• **Page excerpt**:
Methods: Among 24,527 surgeries for lung cancer or mediastinal tumors at 11 institutions, 142 involved phrenic nerve resections. Of these, 132 patients were retrospectively analyzed. Diaphragmatic displacement and pulmonary function were assessed pre- and postoperatively. Displacement was quantified by measuring thoracic height on pre- and postoperative chest X-rays (D, D'). Diaphragmatic displacement ratio was defined as: DDR = (D'-D)/D×100.
Results: Seventy patients (53%) underwent preventive diaphragmatic plication during the primary surgery; 62 (47%) did not. Differences were significant overall and more pronounced in those undergoing left lobectomy or more extensive resection. In this subgroup, plication was associated with a smaller change in DDR (-30.1 ± 7.7% vs. -20.2 ± 7.7%, p = 0.002), and smaller declines in percent predicted forced vital capacity (-30.5 ± 8.0% vs. -16.8 ± 17.7%, p = 0.029) and forced expiratory volume in one second (-31.6 ± 11.0% vs. -19.0 ± 14.5%, p = 0.046).

• **What you will do**:
1: Please list every p-value given in the phrenic nerve study excerpt.
2: Continue the phrenic nerve study excerpt from its last sentence.
The items are not needed for this work.

• **Record set**:
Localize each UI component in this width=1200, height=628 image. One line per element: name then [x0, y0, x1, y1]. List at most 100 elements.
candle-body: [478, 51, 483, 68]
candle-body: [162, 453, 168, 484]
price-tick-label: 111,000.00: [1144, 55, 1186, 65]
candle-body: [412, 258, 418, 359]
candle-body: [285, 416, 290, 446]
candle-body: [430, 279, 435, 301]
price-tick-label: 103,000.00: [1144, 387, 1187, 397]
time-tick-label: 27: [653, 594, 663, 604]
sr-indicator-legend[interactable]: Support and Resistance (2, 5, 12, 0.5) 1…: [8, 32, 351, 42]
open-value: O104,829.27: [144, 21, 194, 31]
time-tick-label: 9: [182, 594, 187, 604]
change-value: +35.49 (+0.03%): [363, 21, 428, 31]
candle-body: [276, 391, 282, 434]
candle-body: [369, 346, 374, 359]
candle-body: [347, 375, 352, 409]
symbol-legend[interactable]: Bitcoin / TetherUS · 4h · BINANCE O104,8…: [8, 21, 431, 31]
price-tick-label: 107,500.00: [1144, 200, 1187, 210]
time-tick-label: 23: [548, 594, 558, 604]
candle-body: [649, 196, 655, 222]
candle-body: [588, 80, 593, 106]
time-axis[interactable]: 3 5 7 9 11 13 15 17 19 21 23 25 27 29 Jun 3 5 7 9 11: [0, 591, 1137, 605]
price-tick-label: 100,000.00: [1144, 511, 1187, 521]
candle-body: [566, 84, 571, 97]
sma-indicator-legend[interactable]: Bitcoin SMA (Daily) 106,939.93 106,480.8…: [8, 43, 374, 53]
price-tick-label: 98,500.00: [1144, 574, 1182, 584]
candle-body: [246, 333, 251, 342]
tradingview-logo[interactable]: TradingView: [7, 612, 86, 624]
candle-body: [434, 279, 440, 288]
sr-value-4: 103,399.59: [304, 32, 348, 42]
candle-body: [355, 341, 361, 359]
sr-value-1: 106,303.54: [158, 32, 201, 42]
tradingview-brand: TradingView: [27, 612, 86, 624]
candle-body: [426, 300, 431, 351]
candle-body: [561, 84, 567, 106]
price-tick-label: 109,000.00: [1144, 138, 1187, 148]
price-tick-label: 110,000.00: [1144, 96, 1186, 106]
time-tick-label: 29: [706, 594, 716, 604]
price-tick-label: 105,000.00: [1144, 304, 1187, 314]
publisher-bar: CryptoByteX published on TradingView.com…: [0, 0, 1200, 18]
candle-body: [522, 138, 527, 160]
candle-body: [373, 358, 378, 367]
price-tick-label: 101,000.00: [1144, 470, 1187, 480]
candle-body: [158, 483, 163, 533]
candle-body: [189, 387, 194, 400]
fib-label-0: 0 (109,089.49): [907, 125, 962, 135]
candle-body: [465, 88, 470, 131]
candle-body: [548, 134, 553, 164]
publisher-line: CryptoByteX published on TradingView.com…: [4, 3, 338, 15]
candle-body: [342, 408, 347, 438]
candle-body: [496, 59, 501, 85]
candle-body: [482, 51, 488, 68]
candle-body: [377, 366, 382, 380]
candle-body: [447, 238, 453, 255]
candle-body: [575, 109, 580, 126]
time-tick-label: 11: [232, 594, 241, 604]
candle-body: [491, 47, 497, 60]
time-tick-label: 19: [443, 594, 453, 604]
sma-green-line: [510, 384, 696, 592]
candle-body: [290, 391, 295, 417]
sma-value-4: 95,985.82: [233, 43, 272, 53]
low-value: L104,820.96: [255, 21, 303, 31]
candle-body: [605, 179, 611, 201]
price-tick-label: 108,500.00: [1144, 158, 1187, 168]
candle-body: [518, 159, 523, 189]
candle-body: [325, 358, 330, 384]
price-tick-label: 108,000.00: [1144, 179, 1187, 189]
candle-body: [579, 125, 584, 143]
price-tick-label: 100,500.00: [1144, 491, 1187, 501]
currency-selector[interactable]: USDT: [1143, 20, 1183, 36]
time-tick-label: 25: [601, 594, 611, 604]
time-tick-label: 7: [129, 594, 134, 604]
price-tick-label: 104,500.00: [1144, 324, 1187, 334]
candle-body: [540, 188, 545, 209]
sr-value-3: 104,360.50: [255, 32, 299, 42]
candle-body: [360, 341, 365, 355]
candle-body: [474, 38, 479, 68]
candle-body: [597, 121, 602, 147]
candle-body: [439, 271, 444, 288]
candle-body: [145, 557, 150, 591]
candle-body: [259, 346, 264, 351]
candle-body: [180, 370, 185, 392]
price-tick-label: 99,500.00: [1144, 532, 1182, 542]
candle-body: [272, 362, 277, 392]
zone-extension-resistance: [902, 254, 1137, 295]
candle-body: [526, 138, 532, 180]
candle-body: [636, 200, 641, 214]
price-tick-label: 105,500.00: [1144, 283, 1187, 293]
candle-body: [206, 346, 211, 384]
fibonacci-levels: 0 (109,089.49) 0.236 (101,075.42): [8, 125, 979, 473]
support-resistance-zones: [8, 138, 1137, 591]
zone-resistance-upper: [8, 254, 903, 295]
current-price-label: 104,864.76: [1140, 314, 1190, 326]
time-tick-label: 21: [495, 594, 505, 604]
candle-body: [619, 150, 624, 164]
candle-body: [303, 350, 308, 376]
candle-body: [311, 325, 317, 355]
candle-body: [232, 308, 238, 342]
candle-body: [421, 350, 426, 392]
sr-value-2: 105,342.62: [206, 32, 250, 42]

• **Answers below**:
1: 0.002, 0.029, 0.046

2:
Conclusions: In patients undergoing left lobectomy or more extensive resections involving phrenic nerve resection, intraoperative diaphragmatic plication may help preserve postoperative pulmonary function. However, due to the small sample size and limited generalizability, these findings should be interpreted cautiously.